SELECTED PASSAGE:
======
Building on something you just touched on, how the library expanded, any Stony Brook student is of course familiar with the unique layout of the library, is that something you can elaborate on

 

Yes – it is a bit confusing when you first enter the library building because the east and west wings do not connect. The original library footprint could not be greatly expanded, so in addition to building around the perimeter, two stories were added. The original building is essentially the footprint of the central reading room, so that is the core of the building. From ‘69 to ‘71 they built around and upward. So the atrium connects the original building to the newer space. Throughout that time period of construction they never closed the library once – it was a bit like 7-11 – it never closed. Despite all the mess and construction, the library was still the place to study, a place to view art, and a location for campus activism. From the fourth and fifth floors, you can see the roof of the original building. If you walk around the second floor west side, there are interestingly shaped windows that allow you to see the original portions of the building.

 

  Much like how the building blossomed over time, it sounds like the Special Collections have built up over the course of time. So when did you come on with the Special Collections at Stony Brook?
======
PROBLEMS:
1) Translate this sentence from the Stony Brook library interview into Spanish: "The original building is essentially the footprint of the central reading room, so that is the core of the building."
2) From the Stony Brook library interview, reproduce word for word the passage starting at the words "Much like how" and ending after "at Stony Brook?".
======
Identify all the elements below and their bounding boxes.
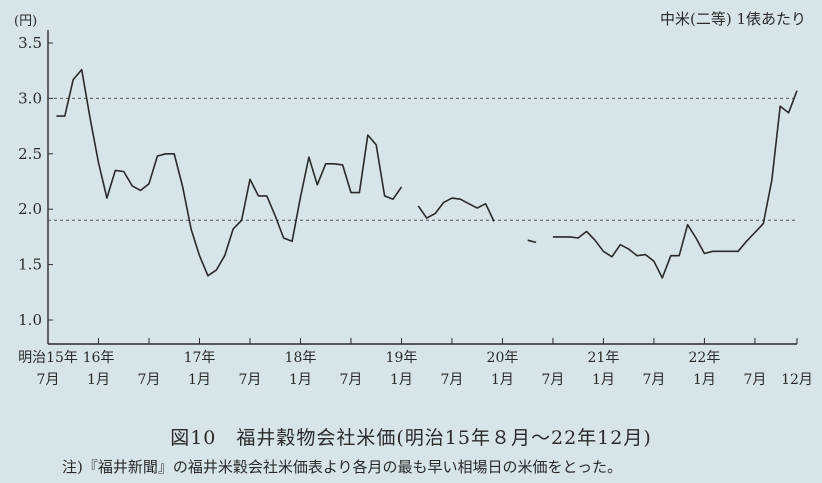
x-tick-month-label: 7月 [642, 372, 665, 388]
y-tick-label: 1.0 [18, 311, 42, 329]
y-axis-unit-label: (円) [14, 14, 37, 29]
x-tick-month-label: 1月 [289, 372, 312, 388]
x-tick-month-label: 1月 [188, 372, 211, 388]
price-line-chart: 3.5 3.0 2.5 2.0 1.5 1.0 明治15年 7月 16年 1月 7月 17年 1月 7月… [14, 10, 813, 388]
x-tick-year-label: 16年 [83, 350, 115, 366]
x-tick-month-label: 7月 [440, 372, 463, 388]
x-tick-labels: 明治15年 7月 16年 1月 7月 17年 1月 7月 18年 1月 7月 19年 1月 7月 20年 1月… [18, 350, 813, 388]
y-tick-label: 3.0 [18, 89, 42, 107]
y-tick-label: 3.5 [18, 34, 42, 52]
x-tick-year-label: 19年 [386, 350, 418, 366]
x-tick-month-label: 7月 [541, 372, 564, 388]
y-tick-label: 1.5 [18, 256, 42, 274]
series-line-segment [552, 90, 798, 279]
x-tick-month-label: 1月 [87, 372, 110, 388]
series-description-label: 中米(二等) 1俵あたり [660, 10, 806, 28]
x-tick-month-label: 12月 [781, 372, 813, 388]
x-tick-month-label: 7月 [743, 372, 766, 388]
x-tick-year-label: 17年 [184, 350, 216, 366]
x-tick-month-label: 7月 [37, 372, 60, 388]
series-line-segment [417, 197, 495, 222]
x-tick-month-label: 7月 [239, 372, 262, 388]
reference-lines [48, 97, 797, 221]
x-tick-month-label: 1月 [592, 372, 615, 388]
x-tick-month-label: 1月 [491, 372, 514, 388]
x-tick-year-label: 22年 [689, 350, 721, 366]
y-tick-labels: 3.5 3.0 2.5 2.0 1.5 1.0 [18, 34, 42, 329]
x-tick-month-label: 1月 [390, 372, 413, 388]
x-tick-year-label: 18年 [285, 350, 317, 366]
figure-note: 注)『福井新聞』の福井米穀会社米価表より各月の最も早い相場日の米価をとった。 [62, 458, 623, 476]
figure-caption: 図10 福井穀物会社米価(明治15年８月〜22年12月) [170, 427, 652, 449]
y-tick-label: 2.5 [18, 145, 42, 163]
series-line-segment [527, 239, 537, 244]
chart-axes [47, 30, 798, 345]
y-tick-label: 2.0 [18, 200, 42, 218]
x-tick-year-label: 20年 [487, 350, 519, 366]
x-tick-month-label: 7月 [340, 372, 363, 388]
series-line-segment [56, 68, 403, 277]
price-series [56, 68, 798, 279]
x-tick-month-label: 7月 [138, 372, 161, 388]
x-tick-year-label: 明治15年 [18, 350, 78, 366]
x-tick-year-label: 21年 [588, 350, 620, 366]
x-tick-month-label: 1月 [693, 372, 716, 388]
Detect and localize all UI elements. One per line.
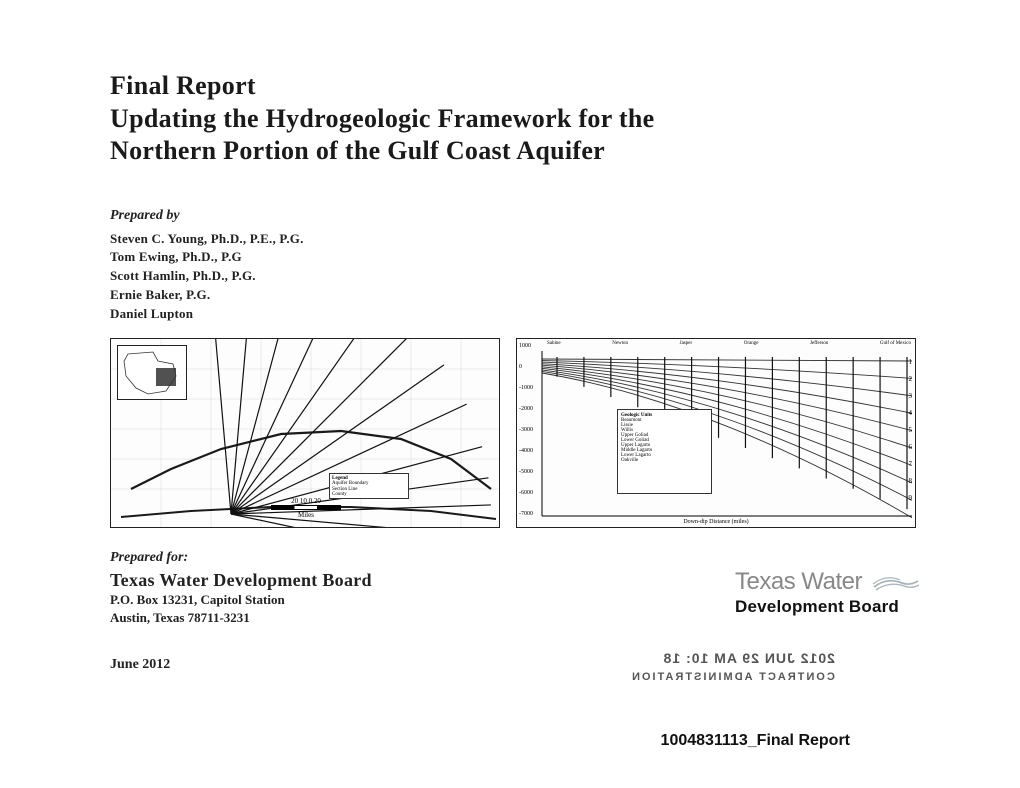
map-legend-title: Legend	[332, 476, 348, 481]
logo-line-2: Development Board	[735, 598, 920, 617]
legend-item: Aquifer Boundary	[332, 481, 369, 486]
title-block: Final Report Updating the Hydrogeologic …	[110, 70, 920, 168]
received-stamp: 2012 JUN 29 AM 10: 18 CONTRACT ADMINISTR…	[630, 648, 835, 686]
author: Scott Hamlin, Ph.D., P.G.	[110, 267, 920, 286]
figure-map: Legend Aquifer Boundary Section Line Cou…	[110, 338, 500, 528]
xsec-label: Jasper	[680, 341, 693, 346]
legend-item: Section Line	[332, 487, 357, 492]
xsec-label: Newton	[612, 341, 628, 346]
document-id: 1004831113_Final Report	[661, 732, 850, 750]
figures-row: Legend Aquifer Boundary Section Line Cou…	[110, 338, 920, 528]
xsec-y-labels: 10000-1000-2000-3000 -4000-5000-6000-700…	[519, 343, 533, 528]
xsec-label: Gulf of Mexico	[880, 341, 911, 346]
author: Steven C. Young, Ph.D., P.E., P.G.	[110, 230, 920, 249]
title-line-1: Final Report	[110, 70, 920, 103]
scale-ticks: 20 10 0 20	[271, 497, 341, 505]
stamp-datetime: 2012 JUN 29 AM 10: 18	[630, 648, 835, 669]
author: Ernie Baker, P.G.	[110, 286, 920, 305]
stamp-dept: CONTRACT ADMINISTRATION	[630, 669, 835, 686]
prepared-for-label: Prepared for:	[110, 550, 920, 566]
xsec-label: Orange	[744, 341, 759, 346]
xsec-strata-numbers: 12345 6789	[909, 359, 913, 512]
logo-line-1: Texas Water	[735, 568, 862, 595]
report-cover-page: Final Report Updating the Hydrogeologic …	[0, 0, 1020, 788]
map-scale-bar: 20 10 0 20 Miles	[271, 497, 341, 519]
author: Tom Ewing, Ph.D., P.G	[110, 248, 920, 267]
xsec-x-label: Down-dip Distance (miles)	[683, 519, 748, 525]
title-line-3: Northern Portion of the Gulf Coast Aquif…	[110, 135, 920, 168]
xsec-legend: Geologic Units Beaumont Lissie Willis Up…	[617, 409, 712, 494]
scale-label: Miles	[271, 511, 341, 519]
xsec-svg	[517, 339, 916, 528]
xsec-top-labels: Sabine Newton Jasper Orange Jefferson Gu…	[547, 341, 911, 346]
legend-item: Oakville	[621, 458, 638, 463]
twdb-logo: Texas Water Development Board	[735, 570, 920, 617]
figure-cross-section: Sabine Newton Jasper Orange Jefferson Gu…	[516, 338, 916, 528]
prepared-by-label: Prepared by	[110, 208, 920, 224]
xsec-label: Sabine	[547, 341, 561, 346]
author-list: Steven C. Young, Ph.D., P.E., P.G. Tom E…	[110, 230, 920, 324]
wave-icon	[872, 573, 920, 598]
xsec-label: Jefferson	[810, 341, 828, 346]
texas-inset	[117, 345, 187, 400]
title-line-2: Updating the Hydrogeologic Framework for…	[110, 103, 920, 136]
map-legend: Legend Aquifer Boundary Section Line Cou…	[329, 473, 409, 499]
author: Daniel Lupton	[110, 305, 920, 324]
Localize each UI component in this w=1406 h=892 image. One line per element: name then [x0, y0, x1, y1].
======
EXPECTED ANSWERS:
1) El edificio original corresponde esencialmente a la planta de la sala de lectura central, así que ese es el núcleo del edificio.

2)
Much like how the building blossomed over time, it sounds like the Special Collections have built up over the course of time. So when did you come on with the Special Collections at Stony Brook?